┌────────
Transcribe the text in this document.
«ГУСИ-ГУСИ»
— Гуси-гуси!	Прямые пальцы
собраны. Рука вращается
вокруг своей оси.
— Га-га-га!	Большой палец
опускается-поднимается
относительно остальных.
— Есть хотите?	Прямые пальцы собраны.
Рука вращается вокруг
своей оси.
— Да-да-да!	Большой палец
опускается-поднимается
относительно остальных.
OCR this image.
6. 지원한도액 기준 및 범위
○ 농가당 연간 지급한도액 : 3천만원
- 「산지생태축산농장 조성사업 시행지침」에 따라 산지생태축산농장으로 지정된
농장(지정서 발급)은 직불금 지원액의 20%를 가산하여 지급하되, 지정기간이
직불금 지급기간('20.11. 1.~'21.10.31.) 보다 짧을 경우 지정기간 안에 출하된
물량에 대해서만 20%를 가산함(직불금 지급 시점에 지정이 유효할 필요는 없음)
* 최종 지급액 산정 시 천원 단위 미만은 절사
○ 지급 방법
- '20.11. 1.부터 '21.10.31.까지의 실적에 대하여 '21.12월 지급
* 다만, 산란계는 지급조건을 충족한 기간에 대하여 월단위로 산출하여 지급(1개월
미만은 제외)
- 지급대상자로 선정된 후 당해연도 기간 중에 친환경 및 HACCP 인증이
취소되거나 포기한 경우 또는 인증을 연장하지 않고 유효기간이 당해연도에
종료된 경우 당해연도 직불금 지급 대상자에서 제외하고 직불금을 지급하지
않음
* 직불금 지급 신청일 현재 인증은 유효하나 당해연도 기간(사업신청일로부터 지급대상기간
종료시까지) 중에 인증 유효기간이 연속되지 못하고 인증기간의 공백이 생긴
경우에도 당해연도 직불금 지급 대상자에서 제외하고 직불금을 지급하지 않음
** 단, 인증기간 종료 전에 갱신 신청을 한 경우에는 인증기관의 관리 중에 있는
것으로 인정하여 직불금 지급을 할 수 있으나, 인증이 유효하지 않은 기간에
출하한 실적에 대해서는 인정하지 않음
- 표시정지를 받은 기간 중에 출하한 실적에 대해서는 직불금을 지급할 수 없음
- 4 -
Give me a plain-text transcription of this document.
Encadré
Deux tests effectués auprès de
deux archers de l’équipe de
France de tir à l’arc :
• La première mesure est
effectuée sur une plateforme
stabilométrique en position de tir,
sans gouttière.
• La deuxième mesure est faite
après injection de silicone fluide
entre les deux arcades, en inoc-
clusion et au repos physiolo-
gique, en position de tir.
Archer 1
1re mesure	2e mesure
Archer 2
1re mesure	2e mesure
└────────
Copy every record above exactly as it appears.

▶ [COMPLETE ANSWER]:
Transcribe the text in this document.
«ГУСИ-ГУСИ»
— Гуси-гуси!	Прямые пальцы
собраны. Рука вращается
вокруг своей оси.
— Га-га-га!	Большой палец
опускается-поднимается
относительно остальных.
— Есть хотите?	Прямые пальцы собраны.
Рука вращается вокруг
своей оси.
— Да-да-да!	Большой палец
опускается-поднимается
относительно остальных.
OCR this image.
6. 지원한도액 기준 및 범위
○ 농가당 연간 지급한도액 : 3천만원
- 「산지생태축산농장 조성사업 시행지침」에 따라 산지생태축산농장으로 지정된
농장(지정서 발급)은 직불금 지원액의 20%를 가산하여 지급하되, 지정기간이
직불금 지급기간('20.11. 1.~'21.10.31.) 보다 짧을 경우 지정기간 안에 출하된
물량에 대해서만 20%를 가산함(직불금 지급 시점에 지정이 유효할 필요는 없음)
* 최종 지급액 산정 시 천원 단위 미만은 절사
○ 지급 방법
- '20.11. 1.부터 '21.10.31.까지의 실적에 대하여 '21.12월 지급
* 다만, 산란계는 지급조건을 충족한 기간에 대하여 월단위로 산출하여 지급(1개월
미만은 제외)
- 지급대상자로 선정된 후 당해연도 기간 중에 친환경 및 HACCP 인증이
취소되거나 포기한 경우 또는 인증을 연장하지 않고 유효기간이 당해연도에
종료된 경우 당해연도 직불금 지급 대상자에서 제외하고 직불금을 지급하지
않음
* 직불금 지급 신청일 현재 인증은 유효하나 당해연도 기간(사업신청일로부터 지급대상기간
종료시까지) 중에 인증 유효기간이 연속되지 못하고 인증기간의 공백이 생긴
경우에도 당해연도 직불금 지급 대상자에서 제외하고 직불금을 지급하지 않음
** 단, 인증기간 종료 전에 갱신 신청을 한 경우에는 인증기관의 관리 중에 있는
것으로 인정하여 직불금 지급을 할 수 있으나, 인증이 유효하지 않은 기간에
출하한 실적에 대해서는 인정하지 않음
- 표시정지를 받은 기간 중에 출하한 실적에 대해서는 직불금을 지급할 수 없음
- 4 -
Give me a plain-text transcription of this document.
Encadré
Deux tests effectués auprès de
deux archers de l’équipe de
France de tir à l’arc :
• La première mesure est
effectuée sur une plateforme
stabilométrique en position de tir,
sans gouttière.
• La deuxième mesure est faite
après injection de silicone fluide
entre les deux arcades, en inoc-
clusion et au repos physiolo-
gique, en position de tir.
Archer 1
1re mesure	2e mesure
Archer 2
1re mesure	2e mesure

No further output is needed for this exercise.